● **EXERCISE DESCRIPTION**
Exactly as they appear, output all of the records. Skip any images.
+++
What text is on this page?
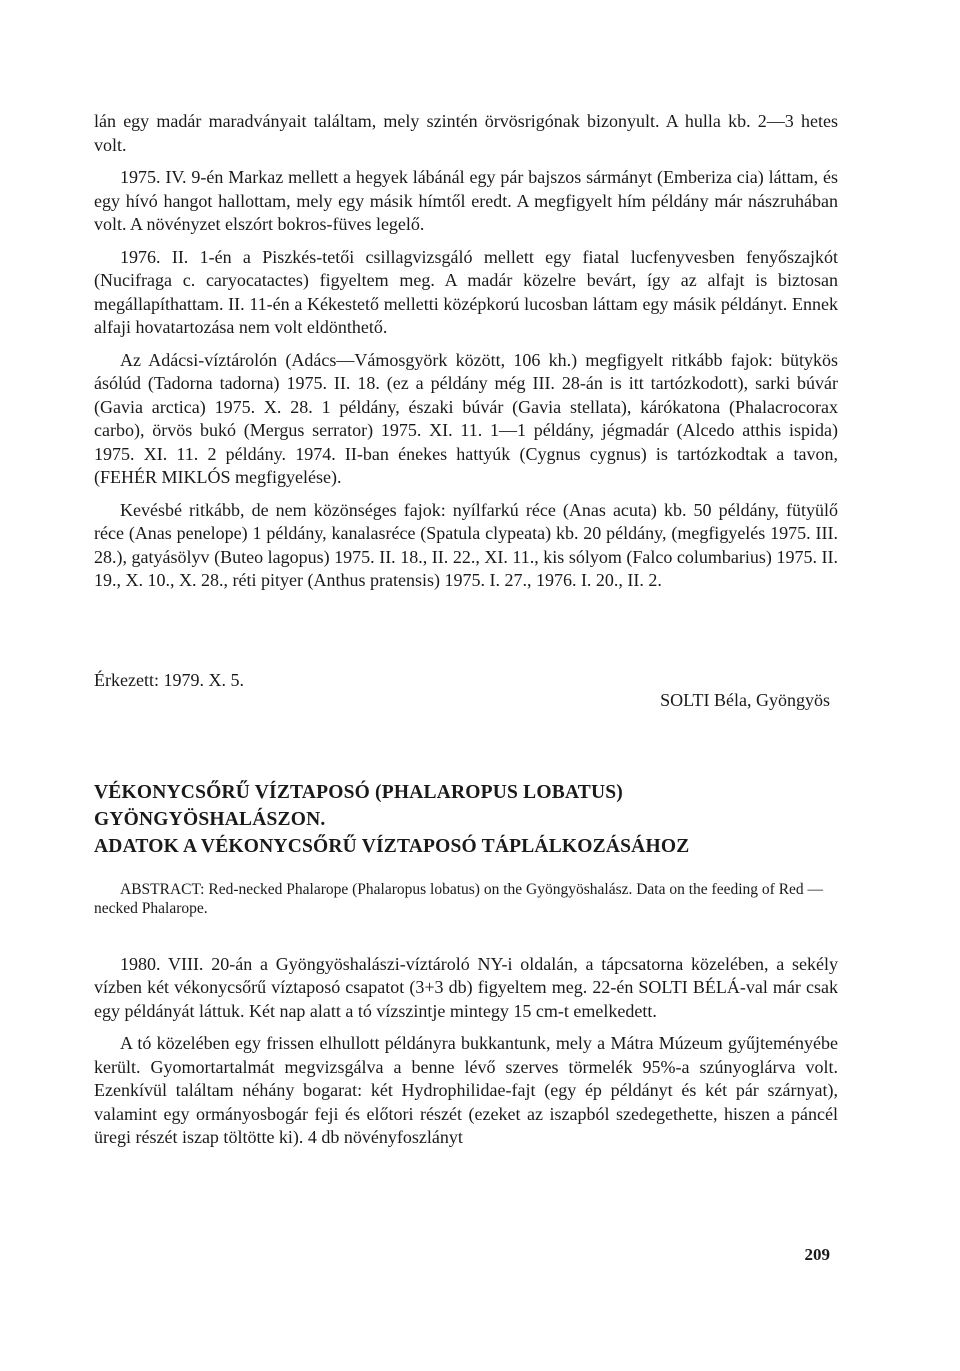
lán egy madár maradványait találtam, mely szintén örvösrigónak bizonyult. A hulla kb. 2—3 hetes volt.

1975. IV. 9-én Markaz mellett a hegyek lábánál egy pár bajszos sármányt (Emberiza cia) láttam, és egy hívó hangot hallottam, mely egy másik hímtől eredt. A megfigyelt hím példány már nászruhában volt. A növényzet elszórt bokros-füves legelő.

1976. II. 1-én a Piszkés-tetői csillagvizsgáló mellett egy fiatal lucfenyvesben fenyőszajkót (Nucifraga c. caryocatactes) figyeltem meg. A madár közelre bevárt, így az alfajt is biztosan megállapíthattam. II. 11-én a Kékestető melletti középkorú lucosban láttam egy másik példányt. Ennek alfaji hovatartozása nem volt eldönthető.

Az Adácsi-víztárolón (Adács—Vámosgyörk között, 106 kh.) megfigyelt ritkább fajok: bütykös ásólúd (Tadorna tadorna) 1975. II. 18. (ez a példány még III. 28-án is itt tartózkodott), sarki búvár (Gavia arctica) 1975. X. 28. 1 példány, északi búvár (Gavia stellata), kárókatona (Phalacrocorax carbo), örvös bukó (Mergus serrator) 1975. XI. 11. 1—1 példány, jégmadár (Alcedo atthis ispida) 1975. XI. 11. 2 példány. 1974. II-ban énekes hattyúk (Cygnus cygnus) is tartózkodtak a tavon, (FEHÉR MIKLÓS megfigyelése).

Kevésbé ritkább, de nem közönséges fajok: nyílfarkú réce (Anas acuta) kb. 50 példány, fütyülő réce (Anas penelope) 1 példány, kanalasréce (Spatula clypeata) kb. 20 példány, (megfigyelés 1975. III. 28.), gatyásölyv (Buteo lagopus) 1975. II. 18., II. 22., XI. 11., kis sólyom (Falco columbarius) 1975. II. 19., X. 10., X. 28., réti pityer (Anthus pratensis) 1975. I. 27., 1976. I. 20., II. 2.

Érkezett: 1979. X. 5.
SOLTI Béla, Gyöngyös
VÉKONYCSŐRŰ VÍZTAPOSÓ (PHALAROPUS LOBATUS)
GYÖNGYÖSHALÁSZON.
ADATOK A VÉKONYCSŐRŰ VÍZTAPOSÓ TÁPLÁLKOZÁSÁHOZ

ABSTRACT: Red-necked Phalarope (Phalaropus lobatus) on the Gyöngyöshalász. Data on the feeding of Red — necked Phalarope.

1980. VIII. 20-án a Gyöngyöshalászi-víztároló NY-i oldalán, a tápcsatorna közelében, a sekély vízben két vékonycsőrű víztaposó csapatot (3+3 db) figyeltem meg. 22-én SOLTI BÉLÁ-val már csak egy példányát láttuk. Két nap alatt a tó vízszintje mintegy 15 cm-t emelkedett.

A tó közelében egy frissen elhullott példányra bukkantunk, mely a Mátra Múzeum gyűjteményébe került. Gyomortartalmát megvizsgálva a benne lévő szerves törmelék 95%-a szúnyoglárva volt. Ezenkívül találtam néhány bogarat: két Hydrophilidae-fajt (egy ép példányt és két pár szárnyat), valamint egy ormányosbogár feji és előtori részét (ezeket az iszapból szedegethette, hiszen a páncél üregi részét iszap töltötte ki). 4 db növényfoszlányt

209
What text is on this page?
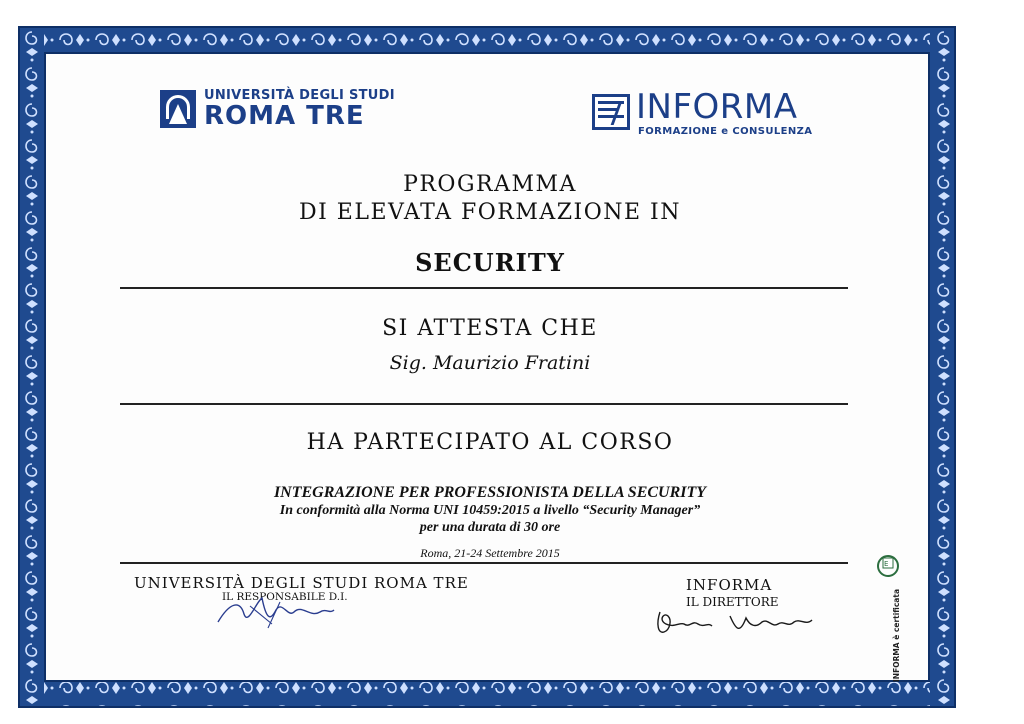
UNIVERSITÀ DEGLI STUDI
ROMA TRE	INFORMA
FORMAZIONE e CONSULENZA
PROGRAMMA
DI ELEVATA FORMAZIONE IN
SECURITY
SI ATTESTA CHE
Sig. Maurizio Fratini
HA PARTECIPATO AL CORSO
INTEGRAZIONE PER PROFESSIONISTA DELLA SECURITY
In conformità alla Norma UNI 10459:2015 a livello “Security Manager”
per una durata di 30 ore
Roma, 21-24 Settembre 2015
UNIVERSITÀ DEGLI STUDI ROMA TRE
IL RESPONSABILE D.I.
INFORMA
IL DIRETTORE
E
INFORMA è certificata
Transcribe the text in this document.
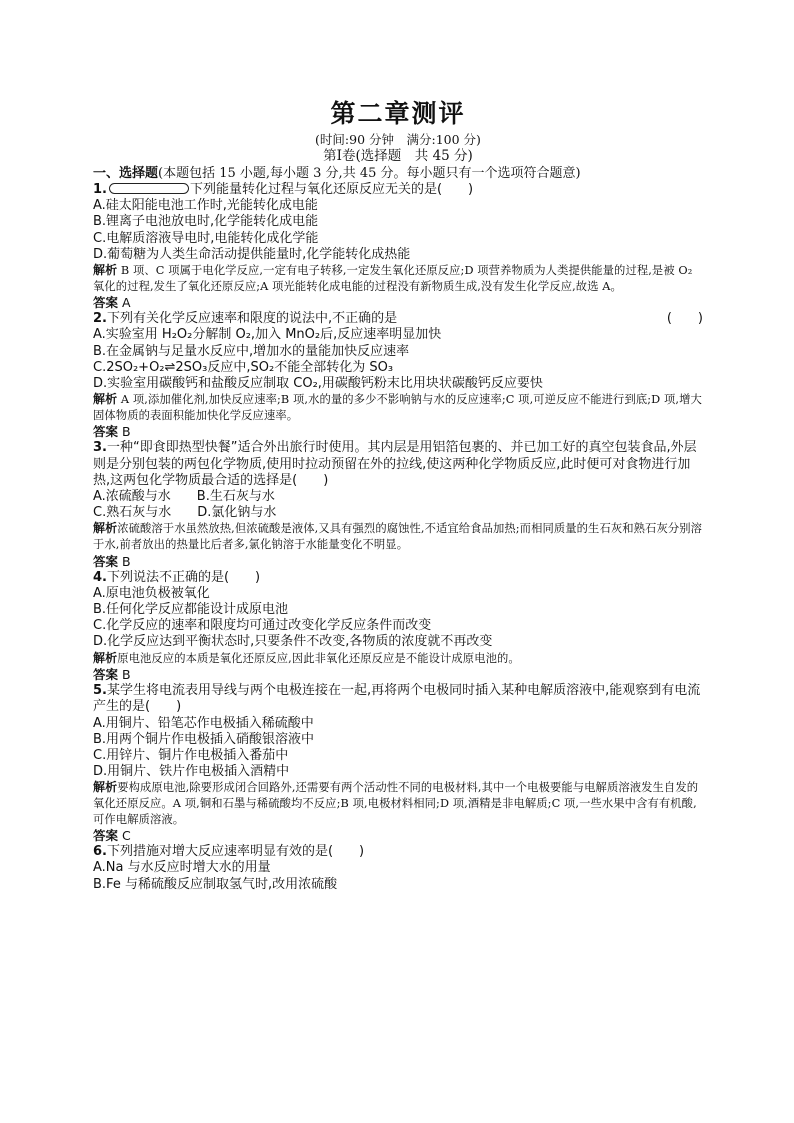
第二章测评
(时间:90 分钟　满分:100 分)
第Ⅰ卷(选择题　共 45 分)
一、选择题(本题包括 15 小题,每小题 3 分,共 45 分。每小题只有一个选项符合题意)
1.	下列能量转化过程与氧化还原反应无关的是(　　)
A.硅太阳能电池工作时,光能转化成电能
B.锂离子电池放电时,化学能转化成电能
C.电解质溶液导电时,电能转化成化学能
D.葡萄糖为人类生命活动提供能量时,化学能转化成热能
解析 B 项、C 项属于电化学反应,一定有电子转移,一定发生氧化还原反应;D 项营养物质为人类提供能量的过程,是被 O₂ 氧化的过程,发生了氧化还原反应;A 项光能转化成电能的过程没有新物质生成,没有发生化学反应,故选 A。
答案 A
2.下列有关化学反应速率和限度的说法中,不正确的是	(　　)
A.实验室用 H₂O₂分解制 O₂,加入 MnO₂后,反应速率明显加快
B.在金属钠与足量水反应中,增加水的量能加快反应速率
C.2SO₂+O₂⇌2SO₃反应中,SO₂不能全部转化为 SO₃
D.实验室用碳酸钙和盐酸反应制取 CO₂,用碳酸钙粉末比用块状碳酸钙反应要快
解析 A 项,添加催化剂,加快反应速率;B 项,水的量的多少不影响钠与水的反应速率;C 项,可逆反应不能进行到底;D 项,增大固体物质的表面积能加快化学反应速率。
答案 B
3.一种“即食即热型快餐”适合外出旅行时使用。其内层是用铝箔包裹的、并已加工好的真空包装食品,外层则是分别包装的两包化学物质,使用时拉动预留在外的拉线,使这两种化学物质反应,此时便可对食物进行加热,这两包化学物质最合适的选择是(　　)
A.浓硫酸与水　　B.生石灰与水
C.熟石灰与水　　D.氯化钠与水
解析浓硫酸溶于水虽然放热,但浓硫酸是液体,又具有强烈的腐蚀性,不适宜给食品加热;而相同质量的生石灰和熟石灰分别溶于水,前者放出的热量比后者多,氯化钠溶于水能量变化不明显。
答案 B
4.下列说法不正确的是(　　)
A.原电池负极被氧化
B.任何化学反应都能设计成原电池
C.化学反应的速率和限度均可通过改变化学反应条件而改变
D.化学反应达到平衡状态时,只要条件不改变,各物质的浓度就不再改变
解析原电池反应的本质是氧化还原反应,因此非氧化还原反应是不能设计成原电池的。
答案 B
5.某学生将电流表用导线与两个电极连接在一起,再将两个电极同时插入某种电解质溶液中,能观察到有电流产生的是(　　)
A.用铜片、铅笔芯作电极插入稀硫酸中
B.用两个铜片作电极插入硝酸银溶液中
C.用锌片、铜片作电极插入番茄中
D.用铜片、铁片作电极插入酒精中
解析要构成原电池,除要形成闭合回路外,还需要有两个活动性不同的电极材料,其中一个电极要能与电解质溶液发生自发的氧化还原反应。A 项,铜和石墨与稀硫酸均不反应;B 项,电极材料相同;D 项,酒精是非电解质;C 项,一些水果中含有有机酸,可作电解质溶液。
答案 C
6.下列措施对增大反应速率明显有效的是(　　)
A.Na 与水反应时增大水的用量
B.Fe 与稀硫酸反应制取氢气时,改用浓硫酸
+++
● **ANSWER BELOW**
What text is on this page?
lán egy madár maradványait találtam, mely szintén örvösrigónak bizonyult. A hulla kb. 2—3 hetes volt.

1975. IV. 9-én Markaz mellett a hegyek lábánál egy pár bajszos sármányt (Emberiza cia) láttam, és egy hívó hangot hallottam, mely egy másik hímtől eredt. A megfigyelt hím példány már nászruhában volt. A növényzet elszórt bokros-füves legelő.

1976. II. 1-én a Piszkés-tetői csillagvizsgáló mellett egy fiatal lucfenyvesben fenyőszajkót (Nucifraga c. caryocatactes) figyeltem meg. A madár közelre bevárt, így az alfajt is biztosan megállapíthattam. II. 11-én a Kékestető melletti középkorú lucosban láttam egy másik példányt. Ennek alfaji hovatartozása nem volt eldönthető.

Az Adácsi-víztárolón (Adács—Vámosgyörk között, 106 kh.) megfigyelt ritkább fajok: bütykös ásólúd (Tadorna tadorna) 1975. II. 18. (ez a példány még III. 28-án is itt tartózkodott), sarki búvár (Gavia arctica) 1975. X. 28. 1 példány, északi búvár (Gavia stellata), kárókatona (Phalacrocorax carbo), örvös bukó (Mergus serrator) 1975. XI. 11. 1—1 példány, jégmadár (Alcedo atthis ispida) 1975. XI. 11. 2 példány. 1974. II-ban énekes hattyúk (Cygnus cygnus) is tartózkodtak a tavon, (FEHÉR MIKLÓS megfigyelése).

Kevésbé ritkább, de nem közönséges fajok: nyílfarkú réce (Anas acuta) kb. 50 példány, fütyülő réce (Anas penelope) 1 példány, kanalasréce (Spatula clypeata) kb. 20 példány, (megfigyelés 1975. III. 28.), gatyásölyv (Buteo lagopus) 1975. II. 18., II. 22., XI. 11., kis sólyom (Falco columbarius) 1975. II. 19., X. 10., X. 28., réti pityer (Anthus pratensis) 1975. I. 27., 1976. I. 20., II. 2.

Érkezett: 1979. X. 5.
SOLTI Béla, Gyöngyös
VÉKONYCSŐRŰ VÍZTAPOSÓ (PHALAROPUS LOBATUS)
GYÖNGYÖSHALÁSZON.
ADATOK A VÉKONYCSŐRŰ VÍZTAPOSÓ TÁPLÁLKOZÁSÁHOZ

ABSTRACT: Red-necked Phalarope (Phalaropus lobatus) on the Gyöngyöshalász. Data on the feeding of Red — necked Phalarope.

1980. VIII. 20-án a Gyöngyöshalászi-víztároló NY-i oldalán, a tápcsatorna közelében, a sekély vízben két vékonycsőrű víztaposó csapatot (3+3 db) figyeltem meg. 22-én SOLTI BÉLÁ-val már csak egy példányát láttuk. Két nap alatt a tó vízszintje mintegy 15 cm-t emelkedett.

A tó közelében egy frissen elhullott példányra bukkantunk, mely a Mátra Múzeum gyűjteményébe került. Gyomortartalmát megvizsgálva a benne lévő szerves törmelék 95%-a szúnyoglárva volt. Ezenkívül találtam néhány bogarat: két Hydrophilidae-fajt (egy ép példányt és két pár szárnyat), valamint egy ormányosbogár feji és előtori részét (ezeket az iszapból szedegethette, hiszen a páncél üregi részét iszap töltötte ki). 4 db növényfoszlányt

209
What text is on this page?
UNIVERSITÀ DEGLI STUDI
ROMA TRE	INFORMA
FORMAZIONE e CONSULENZA
PROGRAMMA
DI ELEVATA FORMAZIONE IN
SECURITY
SI ATTESTA CHE
Sig. Maurizio Fratini
HA PARTECIPATO AL CORSO
INTEGRAZIONE PER PROFESSIONISTA DELLA SECURITY
In conformità alla Norma UNI 10459:2015 a livello “Security Manager”
per una durata di 30 ore
Roma, 21-24 Settembre 2015
UNIVERSITÀ DEGLI STUDI ROMA TRE
IL RESPONSABILE D.I.
INFORMA
IL DIRETTORE
E
INFORMA è certificata
Transcribe the text in this document.
第二章测评
(时间:90 分钟　满分:100 分)
第Ⅰ卷(选择题　共 45 分)
一、选择题(本题包括 15 小题,每小题 3 分,共 45 分。每小题只有一个选项符合题意)
1.	下列能量转化过程与氧化还原反应无关的是(　　)
A.硅太阳能电池工作时,光能转化成电能
B.锂离子电池放电时,化学能转化成电能
C.电解质溶液导电时,电能转化成化学能
D.葡萄糖为人类生命活动提供能量时,化学能转化成热能
解析 B 项、C 项属于电化学反应,一定有电子转移,一定发生氧化还原反应;D 项营养物质为人类提供能量的过程,是被 O₂ 氧化的过程,发生了氧化还原反应;A 项光能转化成电能的过程没有新物质生成,没有发生化学反应,故选 A。
答案 A
2.下列有关化学反应速率和限度的说法中,不正确的是	(　　)
A.实验室用 H₂O₂分解制 O₂,加入 MnO₂后,反应速率明显加快
B.在金属钠与足量水反应中,增加水的量能加快反应速率
C.2SO₂+O₂⇌2SO₃反应中,SO₂不能全部转化为 SO₃
D.实验室用碳酸钙和盐酸反应制取 CO₂,用碳酸钙粉末比用块状碳酸钙反应要快
解析 A 项,添加催化剂,加快反应速率;B 项,水的量的多少不影响钠与水的反应速率;C 项,可逆反应不能进行到底;D 项,增大固体物质的表面积能加快化学反应速率。
答案 B
3.一种“即食即热型快餐”适合外出旅行时使用。其内层是用铝箔包裹的、并已加工好的真空包装食品,外层则是分别包装的两包化学物质,使用时拉动预留在外的拉线,使这两种化学物质反应,此时便可对食物进行加热,这两包化学物质最合适的选择是(　　)
A.浓硫酸与水　　B.生石灰与水
C.熟石灰与水　　D.氯化钠与水
解析浓硫酸溶于水虽然放热,但浓硫酸是液体,又具有强烈的腐蚀性,不适宜给食品加热;而相同质量的生石灰和熟石灰分别溶于水,前者放出的热量比后者多,氯化钠溶于水能量变化不明显。
答案 B
4.下列说法不正确的是(　　)
A.原电池负极被氧化
B.任何化学反应都能设计成原电池
C.化学反应的速率和限度均可通过改变化学反应条件而改变
D.化学反应达到平衡状态时,只要条件不改变,各物质的浓度就不再改变
解析原电池反应的本质是氧化还原反应,因此非氧化还原反应是不能设计成原电池的。
答案 B
5.某学生将电流表用导线与两个电极连接在一起,再将两个电极同时插入某种电解质溶液中,能观察到有电流产生的是(　　)
A.用铜片、铅笔芯作电极插入稀硫酸中
B.用两个铜片作电极插入硝酸银溶液中
C.用锌片、铜片作电极插入番茄中
D.用铜片、铁片作电极插入酒精中
解析要构成原电池,除要形成闭合回路外,还需要有两个活动性不同的电极材料,其中一个电极要能与电解质溶液发生自发的氧化还原反应。A 项,铜和石墨与稀硫酸均不反应;B 项,电极材料相同;D 项,酒精是非电解质;C 项,一些水果中含有有机酸,可作电解质溶液。
答案 C
6.下列措施对增大反应速率明显有效的是(　　)
A.Na 与水反应时增大水的用量
B.Fe 与稀硫酸反应制取氢气时,改用浓硫酸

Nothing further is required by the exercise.